- EXERCISE TASK
Only the pictures are omitted; repeat all other data exactly.

####

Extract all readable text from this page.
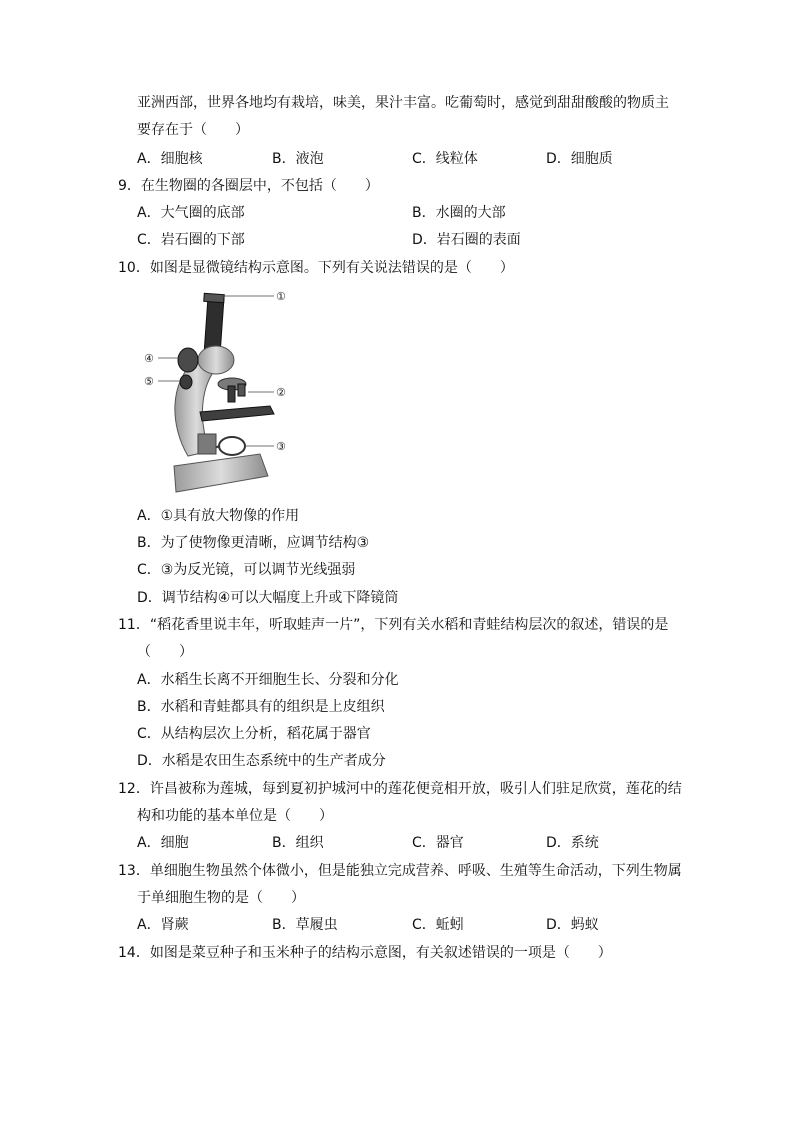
亚洲西部，世界各地均有栽培，味美，果汁丰富。吃葡萄时，感觉到甜甜酸酸的物质主
要存在于（　　）
A．细胞核	B．液泡	C．线粒体	D．细胞质
9．在生物圈的各圈层中，不包括（　　）
A．大气圈的底部	B．水圈的大部
C．岩石圈的下部	D．岩石圈的表面
10．如图是显微镜结构示意图。下列有关说法错误的是（　　）
①
②
③
④
⑤
A．①具有放大物像的作用
B．为了使物像更清晰，应调节结构③
C．③为反光镜，可以调节光线强弱
D．调节结构④可以大幅度上升或下降镜筒
11．“稻花香里说丰年，听取蛙声一片”，下列有关水稻和青蛙结构层次的叙述，错误的是
（　　）
A．水稻生长离不开细胞生长、分裂和分化
B．水稻和青蛙都具有的组织是上皮组织
C．从结构层次上分析，稻花属于器官
D．水稻是农田生态系统中的生产者成分
12．许昌被称为莲城，每到夏初护城河中的莲花便竞相开放，吸引人们驻足欣赏，莲花的结
构和功能的基本单位是（　　）
A．细胞	B．组织	C．器官	D．系统
13．单细胞生物虽然个体微小，但是能独立完成营养、呼吸、生殖等生命活动，下列生物属
于单细胞生物的是（　　）
A．肾蕨	B．草履虫	C．蚯蚓	D．蚂蚁
14．如图是菜豆种子和玉米种子的结构示意图，有关叙述错误的一项是（　　）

####

- TASK ANSWER
Extract all readable text from this page.
亚洲西部，世界各地均有栽培，味美，果汁丰富。吃葡萄时，感觉到甜甜酸酸的物质主
要存在于（　　）
A．细胞核	B．液泡	C．线粒体	D．细胞质
9．在生物圈的各圈层中，不包括（　　）
A．大气圈的底部	B．水圈的大部
C．岩石圈的下部	D．岩石圈的表面
10．如图是显微镜结构示意图。下列有关说法错误的是（　　）
①
②
③
④
⑤
A．①具有放大物像的作用
B．为了使物像更清晰，应调节结构③
C．③为反光镜，可以调节光线强弱
D．调节结构④可以大幅度上升或下降镜筒
11．“稻花香里说丰年，听取蛙声一片”，下列有关水稻和青蛙结构层次的叙述，错误的是
（　　）
A．水稻生长离不开细胞生长、分裂和分化
B．水稻和青蛙都具有的组织是上皮组织
C．从结构层次上分析，稻花属于器官
D．水稻是农田生态系统中的生产者成分
12．许昌被称为莲城，每到夏初护城河中的莲花便竞相开放，吸引人们驻足欣赏，莲花的结
构和功能的基本单位是（　　）
A．细胞	B．组织	C．器官	D．系统
13．单细胞生物虽然个体微小，但是能独立完成营养、呼吸、生殖等生命活动，下列生物属
于单细胞生物的是（　　）
A．肾蕨	B．草履虫	C．蚯蚓	D．蚂蚁
14．如图是菜豆种子和玉米种子的结构示意图，有关叙述错误的一项是（　　）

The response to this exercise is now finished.